Identify the lines bearing the string "potential" and gather them.

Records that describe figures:
+ + +

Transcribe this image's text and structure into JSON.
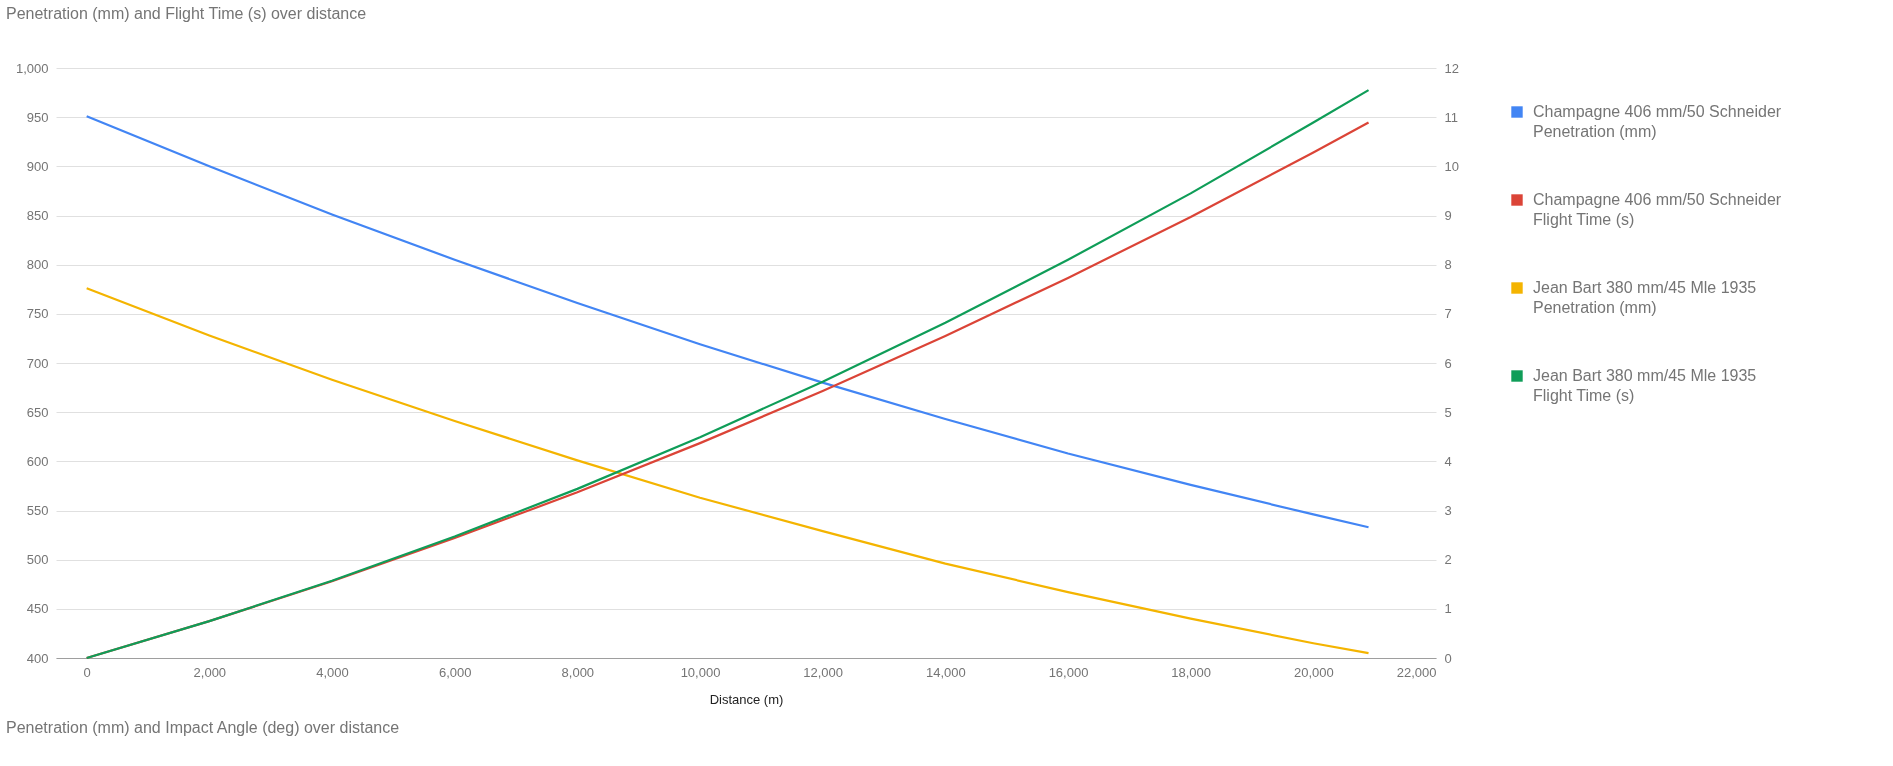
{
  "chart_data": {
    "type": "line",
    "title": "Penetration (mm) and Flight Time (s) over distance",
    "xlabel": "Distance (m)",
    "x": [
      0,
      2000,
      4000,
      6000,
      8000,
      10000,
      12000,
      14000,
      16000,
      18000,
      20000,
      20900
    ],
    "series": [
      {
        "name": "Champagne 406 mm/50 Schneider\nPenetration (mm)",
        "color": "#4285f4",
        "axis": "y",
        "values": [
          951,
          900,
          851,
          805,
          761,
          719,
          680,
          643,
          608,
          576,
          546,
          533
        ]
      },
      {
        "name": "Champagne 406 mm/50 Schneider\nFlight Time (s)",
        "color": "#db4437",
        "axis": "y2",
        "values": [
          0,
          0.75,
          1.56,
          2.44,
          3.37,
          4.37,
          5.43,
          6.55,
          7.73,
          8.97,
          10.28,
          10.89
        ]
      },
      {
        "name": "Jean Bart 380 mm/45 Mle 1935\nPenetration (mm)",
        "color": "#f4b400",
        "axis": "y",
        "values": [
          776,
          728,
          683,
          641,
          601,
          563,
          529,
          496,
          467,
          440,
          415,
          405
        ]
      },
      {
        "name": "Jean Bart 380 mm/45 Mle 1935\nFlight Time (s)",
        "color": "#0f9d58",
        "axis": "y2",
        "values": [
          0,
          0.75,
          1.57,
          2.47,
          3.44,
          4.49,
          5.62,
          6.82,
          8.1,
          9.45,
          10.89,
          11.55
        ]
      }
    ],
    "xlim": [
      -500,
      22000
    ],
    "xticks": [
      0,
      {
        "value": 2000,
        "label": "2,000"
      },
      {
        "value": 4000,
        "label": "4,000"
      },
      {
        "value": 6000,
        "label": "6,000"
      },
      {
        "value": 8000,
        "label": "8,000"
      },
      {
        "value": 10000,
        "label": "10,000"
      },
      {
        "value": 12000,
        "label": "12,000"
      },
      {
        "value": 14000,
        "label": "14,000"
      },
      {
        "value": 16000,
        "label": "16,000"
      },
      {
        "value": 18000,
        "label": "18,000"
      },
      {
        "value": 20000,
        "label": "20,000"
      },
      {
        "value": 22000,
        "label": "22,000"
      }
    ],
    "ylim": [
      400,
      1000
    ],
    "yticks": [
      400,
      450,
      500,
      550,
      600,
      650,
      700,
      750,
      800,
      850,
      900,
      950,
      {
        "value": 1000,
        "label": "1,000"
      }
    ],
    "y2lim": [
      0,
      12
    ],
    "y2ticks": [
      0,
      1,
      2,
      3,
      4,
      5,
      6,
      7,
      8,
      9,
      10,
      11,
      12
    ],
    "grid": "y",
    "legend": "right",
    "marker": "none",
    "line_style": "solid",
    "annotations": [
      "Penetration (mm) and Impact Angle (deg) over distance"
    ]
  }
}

+ + +

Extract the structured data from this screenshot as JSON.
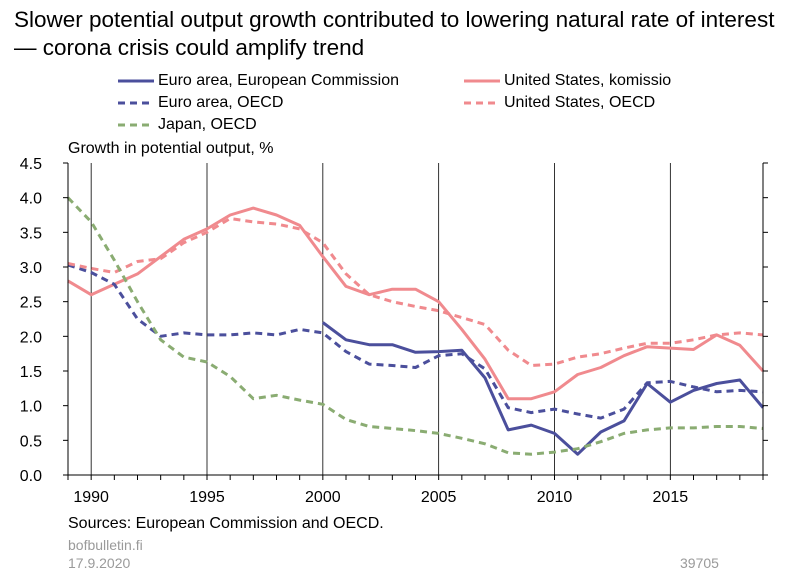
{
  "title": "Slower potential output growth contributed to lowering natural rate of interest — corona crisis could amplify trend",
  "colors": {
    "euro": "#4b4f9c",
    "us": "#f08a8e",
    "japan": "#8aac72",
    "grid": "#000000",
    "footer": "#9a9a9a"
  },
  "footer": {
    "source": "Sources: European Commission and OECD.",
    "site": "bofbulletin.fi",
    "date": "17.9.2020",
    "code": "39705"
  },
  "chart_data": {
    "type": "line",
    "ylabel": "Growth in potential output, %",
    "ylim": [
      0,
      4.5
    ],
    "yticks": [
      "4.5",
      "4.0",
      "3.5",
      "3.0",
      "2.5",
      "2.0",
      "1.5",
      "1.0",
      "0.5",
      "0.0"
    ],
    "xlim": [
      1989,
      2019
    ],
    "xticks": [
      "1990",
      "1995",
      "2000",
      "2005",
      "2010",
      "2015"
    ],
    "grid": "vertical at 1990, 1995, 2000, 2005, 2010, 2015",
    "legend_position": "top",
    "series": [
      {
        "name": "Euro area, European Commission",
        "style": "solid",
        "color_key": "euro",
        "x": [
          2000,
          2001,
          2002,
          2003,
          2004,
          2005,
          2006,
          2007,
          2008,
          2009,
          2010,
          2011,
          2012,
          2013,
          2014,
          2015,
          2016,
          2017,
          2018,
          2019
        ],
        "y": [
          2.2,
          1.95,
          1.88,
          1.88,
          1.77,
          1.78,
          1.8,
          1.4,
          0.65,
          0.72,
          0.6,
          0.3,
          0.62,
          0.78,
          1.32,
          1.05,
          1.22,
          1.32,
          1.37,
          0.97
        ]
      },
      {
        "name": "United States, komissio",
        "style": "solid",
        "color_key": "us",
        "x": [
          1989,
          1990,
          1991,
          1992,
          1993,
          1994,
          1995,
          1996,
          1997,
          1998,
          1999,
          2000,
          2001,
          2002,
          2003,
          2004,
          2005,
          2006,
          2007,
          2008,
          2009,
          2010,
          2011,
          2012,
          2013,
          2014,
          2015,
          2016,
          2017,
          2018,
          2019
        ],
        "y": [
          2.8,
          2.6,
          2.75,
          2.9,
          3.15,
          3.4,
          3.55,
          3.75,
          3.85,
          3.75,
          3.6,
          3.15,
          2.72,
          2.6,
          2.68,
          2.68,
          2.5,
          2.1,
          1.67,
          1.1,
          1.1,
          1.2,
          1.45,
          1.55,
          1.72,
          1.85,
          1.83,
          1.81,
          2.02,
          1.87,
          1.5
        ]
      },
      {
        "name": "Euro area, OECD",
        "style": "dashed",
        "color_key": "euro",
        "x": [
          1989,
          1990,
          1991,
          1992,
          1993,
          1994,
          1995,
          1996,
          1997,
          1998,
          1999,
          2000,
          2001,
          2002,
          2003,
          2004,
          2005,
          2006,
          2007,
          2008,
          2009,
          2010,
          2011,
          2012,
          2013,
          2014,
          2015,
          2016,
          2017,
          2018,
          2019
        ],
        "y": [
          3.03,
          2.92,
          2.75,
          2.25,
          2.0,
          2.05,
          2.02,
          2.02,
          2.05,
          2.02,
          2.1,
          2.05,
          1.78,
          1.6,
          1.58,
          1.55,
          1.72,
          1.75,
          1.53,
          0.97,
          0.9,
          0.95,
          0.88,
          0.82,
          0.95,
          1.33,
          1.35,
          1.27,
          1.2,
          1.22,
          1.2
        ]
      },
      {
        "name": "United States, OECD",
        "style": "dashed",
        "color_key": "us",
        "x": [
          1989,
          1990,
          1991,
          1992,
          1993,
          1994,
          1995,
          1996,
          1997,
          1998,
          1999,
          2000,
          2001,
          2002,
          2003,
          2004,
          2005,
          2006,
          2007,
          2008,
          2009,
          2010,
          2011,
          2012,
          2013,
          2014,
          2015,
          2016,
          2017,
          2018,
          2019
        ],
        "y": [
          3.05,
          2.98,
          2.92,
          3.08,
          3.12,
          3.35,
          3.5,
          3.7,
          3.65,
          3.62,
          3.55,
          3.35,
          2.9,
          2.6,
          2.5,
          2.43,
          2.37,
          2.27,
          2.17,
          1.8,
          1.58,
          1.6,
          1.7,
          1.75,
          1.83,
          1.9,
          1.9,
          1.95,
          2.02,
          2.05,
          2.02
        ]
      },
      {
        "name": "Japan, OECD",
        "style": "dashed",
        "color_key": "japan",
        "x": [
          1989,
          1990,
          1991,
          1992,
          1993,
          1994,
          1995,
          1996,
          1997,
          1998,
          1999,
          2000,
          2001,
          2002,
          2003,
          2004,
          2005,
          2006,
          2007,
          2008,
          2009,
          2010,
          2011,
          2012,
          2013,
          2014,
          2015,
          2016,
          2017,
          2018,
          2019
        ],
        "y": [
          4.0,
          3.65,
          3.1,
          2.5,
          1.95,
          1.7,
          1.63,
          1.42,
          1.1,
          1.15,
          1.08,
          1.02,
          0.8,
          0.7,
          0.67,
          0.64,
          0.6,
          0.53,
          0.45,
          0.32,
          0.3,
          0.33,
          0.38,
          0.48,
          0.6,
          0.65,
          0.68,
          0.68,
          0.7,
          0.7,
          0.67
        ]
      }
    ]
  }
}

+ + +

FINISHED TASK —
  "title": "Slower potential output growth contributed to lowering natural rate of interest — corona crisis could amplify trend",
    "ylabel": "Growth in potential output, %",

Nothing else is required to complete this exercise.